======== Data provided ========

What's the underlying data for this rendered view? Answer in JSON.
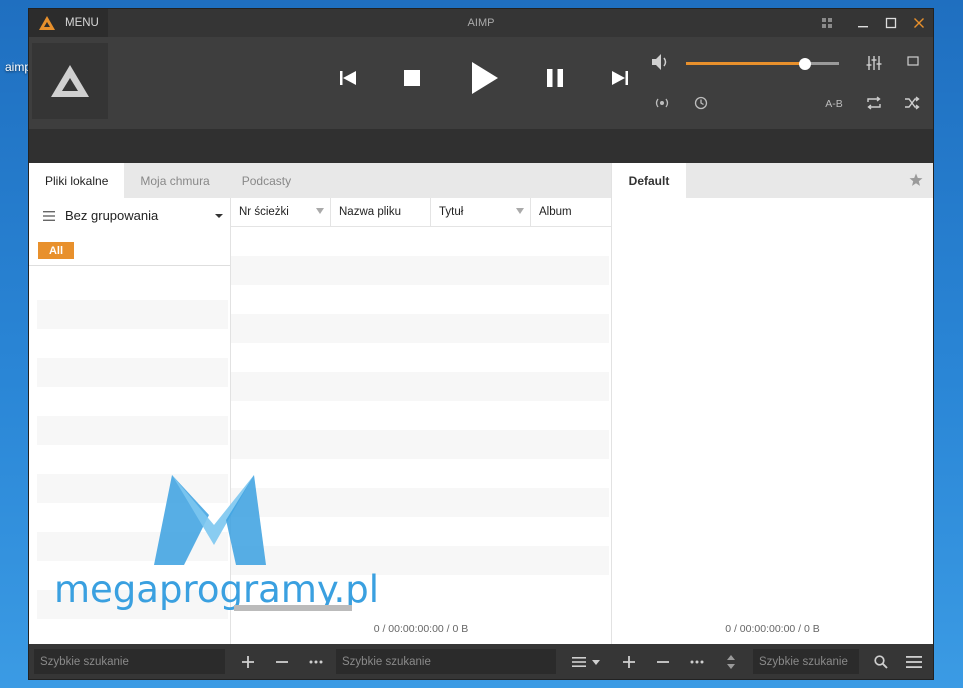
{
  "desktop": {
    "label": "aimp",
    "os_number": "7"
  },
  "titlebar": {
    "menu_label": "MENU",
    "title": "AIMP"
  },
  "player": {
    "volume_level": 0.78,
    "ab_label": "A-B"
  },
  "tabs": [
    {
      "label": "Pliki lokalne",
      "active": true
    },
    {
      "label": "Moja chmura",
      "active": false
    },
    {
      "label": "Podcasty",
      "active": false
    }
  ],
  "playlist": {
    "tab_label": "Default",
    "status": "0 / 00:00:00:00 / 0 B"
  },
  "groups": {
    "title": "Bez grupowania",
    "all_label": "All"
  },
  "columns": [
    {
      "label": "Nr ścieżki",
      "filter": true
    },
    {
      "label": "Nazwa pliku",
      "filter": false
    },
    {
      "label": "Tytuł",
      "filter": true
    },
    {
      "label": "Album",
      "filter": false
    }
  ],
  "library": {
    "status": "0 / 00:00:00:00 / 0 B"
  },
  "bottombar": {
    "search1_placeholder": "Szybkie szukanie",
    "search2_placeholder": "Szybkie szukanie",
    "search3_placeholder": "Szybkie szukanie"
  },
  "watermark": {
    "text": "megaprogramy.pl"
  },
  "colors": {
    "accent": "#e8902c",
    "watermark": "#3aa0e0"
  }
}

========

Each record above must be returned exactly as written, with its pictures omitted.

Reply to the exercise
What's the underlying data for this rendered view? Answer in JSON.
{
  "desktop": {
    "label": "aimp",
    "os_number": "7"
  },
  "titlebar": {
    "menu_label": "MENU",
    "title": "AIMP"
  },
  "player": {
    "volume_level": 0.78,
    "ab_label": "A-B"
  },
  "tabs": [
    {
      "label": "Pliki lokalne",
      "active": true
    },
    {
      "label": "Moja chmura",
      "active": false
    },
    {
      "label": "Podcasty",
      "active": false
    }
  ],
  "playlist": {
    "tab_label": "Default",
    "status": "0 / 00:00:00:00 / 0 B"
  },
  "groups": {
    "title": "Bez grupowania",
    "all_label": "All"
  },
  "columns": [
    {
      "label": "Nr ścieżki",
      "filter": true
    },
    {
      "label": "Nazwa pliku",
      "filter": false
    },
    {
      "label": "Tytuł",
      "filter": true
    },
    {
      "label": "Album",
      "filter": false
    }
  ],
  "library": {
    "status": "0 / 00:00:00:00 / 0 B"
  },
  "bottombar": {
    "search1_placeholder": "Szybkie szukanie",
    "search2_placeholder": "Szybkie szukanie",
    "search3_placeholder": "Szybkie szukanie"
  },
  "watermark": {
    "text": "megaprogramy.pl"
  },
  "colors": {
    "accent": "#e8902c",
    "watermark": "#3aa0e0"
  }
}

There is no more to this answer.